Material for this task =
========
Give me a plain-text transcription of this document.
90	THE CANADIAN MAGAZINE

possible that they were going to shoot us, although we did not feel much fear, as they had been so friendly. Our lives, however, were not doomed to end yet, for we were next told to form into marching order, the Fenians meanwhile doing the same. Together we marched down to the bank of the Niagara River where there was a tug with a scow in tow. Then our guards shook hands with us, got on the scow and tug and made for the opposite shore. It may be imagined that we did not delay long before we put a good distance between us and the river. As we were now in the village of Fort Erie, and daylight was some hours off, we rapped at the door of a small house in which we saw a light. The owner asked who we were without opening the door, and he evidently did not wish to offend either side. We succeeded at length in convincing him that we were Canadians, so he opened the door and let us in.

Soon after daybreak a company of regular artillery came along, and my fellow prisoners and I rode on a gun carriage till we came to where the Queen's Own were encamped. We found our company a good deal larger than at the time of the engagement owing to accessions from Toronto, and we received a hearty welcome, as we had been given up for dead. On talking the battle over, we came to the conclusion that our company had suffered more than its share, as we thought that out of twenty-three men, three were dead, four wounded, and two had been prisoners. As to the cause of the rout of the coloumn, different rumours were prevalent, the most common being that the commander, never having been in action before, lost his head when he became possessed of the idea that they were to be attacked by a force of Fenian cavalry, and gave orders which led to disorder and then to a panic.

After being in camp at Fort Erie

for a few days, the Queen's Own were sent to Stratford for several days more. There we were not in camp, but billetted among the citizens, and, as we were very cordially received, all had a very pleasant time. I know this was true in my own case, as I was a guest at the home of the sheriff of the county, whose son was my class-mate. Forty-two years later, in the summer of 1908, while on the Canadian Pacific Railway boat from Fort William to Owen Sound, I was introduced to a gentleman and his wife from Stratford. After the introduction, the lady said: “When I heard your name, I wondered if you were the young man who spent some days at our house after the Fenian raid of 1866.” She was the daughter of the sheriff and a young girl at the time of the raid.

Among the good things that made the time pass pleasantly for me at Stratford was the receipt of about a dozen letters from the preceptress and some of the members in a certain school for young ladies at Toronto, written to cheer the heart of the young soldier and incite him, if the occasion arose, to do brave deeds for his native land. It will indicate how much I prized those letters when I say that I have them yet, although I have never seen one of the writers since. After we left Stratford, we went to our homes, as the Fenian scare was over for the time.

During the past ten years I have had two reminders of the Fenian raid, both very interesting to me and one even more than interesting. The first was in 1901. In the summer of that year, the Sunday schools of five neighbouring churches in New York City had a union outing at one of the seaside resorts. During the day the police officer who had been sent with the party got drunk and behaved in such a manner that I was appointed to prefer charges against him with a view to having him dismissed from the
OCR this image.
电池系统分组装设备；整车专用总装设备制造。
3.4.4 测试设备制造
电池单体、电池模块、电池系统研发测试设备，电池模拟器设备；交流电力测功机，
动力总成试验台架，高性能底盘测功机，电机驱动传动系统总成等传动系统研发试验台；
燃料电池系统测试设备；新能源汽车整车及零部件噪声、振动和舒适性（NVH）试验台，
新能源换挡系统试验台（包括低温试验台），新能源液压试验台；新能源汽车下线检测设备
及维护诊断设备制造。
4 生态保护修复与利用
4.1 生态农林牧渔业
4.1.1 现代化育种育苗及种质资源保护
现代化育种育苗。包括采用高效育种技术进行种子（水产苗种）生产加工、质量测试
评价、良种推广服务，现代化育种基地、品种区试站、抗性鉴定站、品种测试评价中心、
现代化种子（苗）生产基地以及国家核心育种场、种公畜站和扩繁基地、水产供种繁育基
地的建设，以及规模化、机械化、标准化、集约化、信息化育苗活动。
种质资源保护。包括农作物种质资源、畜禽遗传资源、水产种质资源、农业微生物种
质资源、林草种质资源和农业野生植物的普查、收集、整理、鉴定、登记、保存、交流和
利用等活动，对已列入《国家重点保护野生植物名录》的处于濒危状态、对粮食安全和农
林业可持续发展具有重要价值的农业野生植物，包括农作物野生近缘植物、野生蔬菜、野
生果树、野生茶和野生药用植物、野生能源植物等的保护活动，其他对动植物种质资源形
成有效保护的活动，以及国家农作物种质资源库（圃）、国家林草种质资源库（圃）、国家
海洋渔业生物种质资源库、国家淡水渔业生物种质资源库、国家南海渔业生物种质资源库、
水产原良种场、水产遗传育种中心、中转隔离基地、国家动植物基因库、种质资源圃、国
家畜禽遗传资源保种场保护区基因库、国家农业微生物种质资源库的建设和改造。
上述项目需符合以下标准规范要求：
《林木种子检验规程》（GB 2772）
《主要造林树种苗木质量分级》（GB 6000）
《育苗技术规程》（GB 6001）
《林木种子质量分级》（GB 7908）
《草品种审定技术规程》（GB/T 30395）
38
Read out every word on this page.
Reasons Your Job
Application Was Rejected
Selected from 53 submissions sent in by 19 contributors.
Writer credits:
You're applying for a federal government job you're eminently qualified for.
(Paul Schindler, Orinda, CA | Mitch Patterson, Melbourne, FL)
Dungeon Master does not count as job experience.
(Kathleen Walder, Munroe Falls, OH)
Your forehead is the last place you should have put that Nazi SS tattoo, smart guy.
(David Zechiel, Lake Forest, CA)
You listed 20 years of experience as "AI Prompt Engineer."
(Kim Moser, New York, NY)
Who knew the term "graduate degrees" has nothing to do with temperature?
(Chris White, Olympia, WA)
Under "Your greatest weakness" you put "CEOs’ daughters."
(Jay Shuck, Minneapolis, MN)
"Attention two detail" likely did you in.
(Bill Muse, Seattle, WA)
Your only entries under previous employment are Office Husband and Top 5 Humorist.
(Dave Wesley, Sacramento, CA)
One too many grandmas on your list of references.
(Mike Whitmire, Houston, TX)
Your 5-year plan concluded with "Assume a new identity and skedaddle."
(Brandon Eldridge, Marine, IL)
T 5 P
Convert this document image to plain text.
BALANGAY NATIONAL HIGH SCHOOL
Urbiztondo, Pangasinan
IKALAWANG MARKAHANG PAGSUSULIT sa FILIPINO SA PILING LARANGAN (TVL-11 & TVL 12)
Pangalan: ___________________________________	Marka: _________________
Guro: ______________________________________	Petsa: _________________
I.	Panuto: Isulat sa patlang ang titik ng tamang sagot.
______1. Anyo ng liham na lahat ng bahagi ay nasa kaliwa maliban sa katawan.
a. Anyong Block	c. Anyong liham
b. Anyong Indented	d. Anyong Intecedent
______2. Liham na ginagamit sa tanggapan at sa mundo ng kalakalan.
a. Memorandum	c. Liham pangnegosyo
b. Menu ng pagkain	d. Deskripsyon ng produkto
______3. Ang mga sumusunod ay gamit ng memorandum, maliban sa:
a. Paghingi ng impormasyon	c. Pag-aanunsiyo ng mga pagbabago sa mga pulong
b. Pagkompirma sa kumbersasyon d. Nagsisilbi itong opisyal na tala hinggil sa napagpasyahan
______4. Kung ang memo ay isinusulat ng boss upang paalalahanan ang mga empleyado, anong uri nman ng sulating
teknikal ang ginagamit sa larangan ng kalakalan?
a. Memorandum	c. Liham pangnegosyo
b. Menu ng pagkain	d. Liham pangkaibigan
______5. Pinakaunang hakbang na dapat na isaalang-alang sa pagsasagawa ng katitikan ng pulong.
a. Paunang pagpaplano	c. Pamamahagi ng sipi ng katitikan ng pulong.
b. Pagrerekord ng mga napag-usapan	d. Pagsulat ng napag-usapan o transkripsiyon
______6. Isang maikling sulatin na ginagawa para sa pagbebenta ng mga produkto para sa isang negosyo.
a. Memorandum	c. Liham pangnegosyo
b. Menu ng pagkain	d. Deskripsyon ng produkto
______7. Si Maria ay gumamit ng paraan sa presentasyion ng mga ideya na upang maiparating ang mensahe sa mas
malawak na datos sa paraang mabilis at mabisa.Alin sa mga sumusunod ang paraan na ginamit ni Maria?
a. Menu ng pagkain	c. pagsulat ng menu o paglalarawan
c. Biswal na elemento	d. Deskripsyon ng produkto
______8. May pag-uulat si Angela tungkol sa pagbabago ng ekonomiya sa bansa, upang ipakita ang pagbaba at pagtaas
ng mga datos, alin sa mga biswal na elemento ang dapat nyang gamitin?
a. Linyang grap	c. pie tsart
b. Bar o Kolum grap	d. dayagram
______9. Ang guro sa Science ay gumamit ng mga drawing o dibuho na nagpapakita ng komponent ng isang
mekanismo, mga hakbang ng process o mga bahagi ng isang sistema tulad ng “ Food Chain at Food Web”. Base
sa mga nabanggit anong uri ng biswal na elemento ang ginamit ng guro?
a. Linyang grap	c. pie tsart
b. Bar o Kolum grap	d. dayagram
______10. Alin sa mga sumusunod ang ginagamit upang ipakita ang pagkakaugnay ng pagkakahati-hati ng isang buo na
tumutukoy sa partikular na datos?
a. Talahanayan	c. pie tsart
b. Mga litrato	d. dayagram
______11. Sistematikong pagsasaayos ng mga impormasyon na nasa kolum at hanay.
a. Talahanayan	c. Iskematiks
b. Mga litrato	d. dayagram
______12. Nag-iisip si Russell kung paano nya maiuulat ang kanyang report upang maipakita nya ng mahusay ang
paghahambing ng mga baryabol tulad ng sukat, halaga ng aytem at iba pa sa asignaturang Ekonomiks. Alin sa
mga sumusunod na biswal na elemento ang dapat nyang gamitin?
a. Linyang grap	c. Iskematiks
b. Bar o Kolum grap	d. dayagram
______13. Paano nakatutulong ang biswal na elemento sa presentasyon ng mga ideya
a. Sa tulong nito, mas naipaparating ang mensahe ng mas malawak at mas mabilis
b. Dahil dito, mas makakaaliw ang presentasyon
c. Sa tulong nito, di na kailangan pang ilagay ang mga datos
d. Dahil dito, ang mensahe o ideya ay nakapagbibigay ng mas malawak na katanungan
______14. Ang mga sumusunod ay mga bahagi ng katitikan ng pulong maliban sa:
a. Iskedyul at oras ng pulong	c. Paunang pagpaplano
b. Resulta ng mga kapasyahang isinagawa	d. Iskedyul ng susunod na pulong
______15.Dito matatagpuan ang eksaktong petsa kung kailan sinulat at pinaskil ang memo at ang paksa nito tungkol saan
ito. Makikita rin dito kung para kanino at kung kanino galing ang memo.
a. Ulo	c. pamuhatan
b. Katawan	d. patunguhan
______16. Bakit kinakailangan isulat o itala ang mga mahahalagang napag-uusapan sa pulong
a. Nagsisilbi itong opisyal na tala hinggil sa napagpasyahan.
========
What to produce = Pick out all lines from the data above in which the word "Stratford" appears.

Task result =
for a few days, the Queen's Own were sent to Stratford for several days more. There we were not in camp, but billetted among the citizens, and, as we were very cordially received, all had a very pleasant time. I know this was true in my own case, as I was a guest at the home of the sheriff of the county, whose son was my class-mate. Forty-two years later, in the summer of 1908, while on the Canadian Pacific Railway boat from Fort William to Owen Sound, I was introduced to a gentleman and his wife from Stratford. After the introduction, the lady said: “When I heard your name, I wondered if you were the young man who spent some days at our house after the Fenian raid of 1866.” She was the daughter of the sheriff and a young girl at the time of the raid.
Among the good things that made the time pass pleasantly for me at Stratford was the receipt of about a dozen letters from the preceptress and some of the members in a certain school for young ladies at Toronto, written to cheer the heart of the young soldier and incite him, if the occasion arose, to do brave deeds for his native land. It will indicate how much I prized those letters when I say that I have them yet, although I have never seen one of the writers since. After we left Stratford, we went to our homes, as the Fenian scare was over for the time.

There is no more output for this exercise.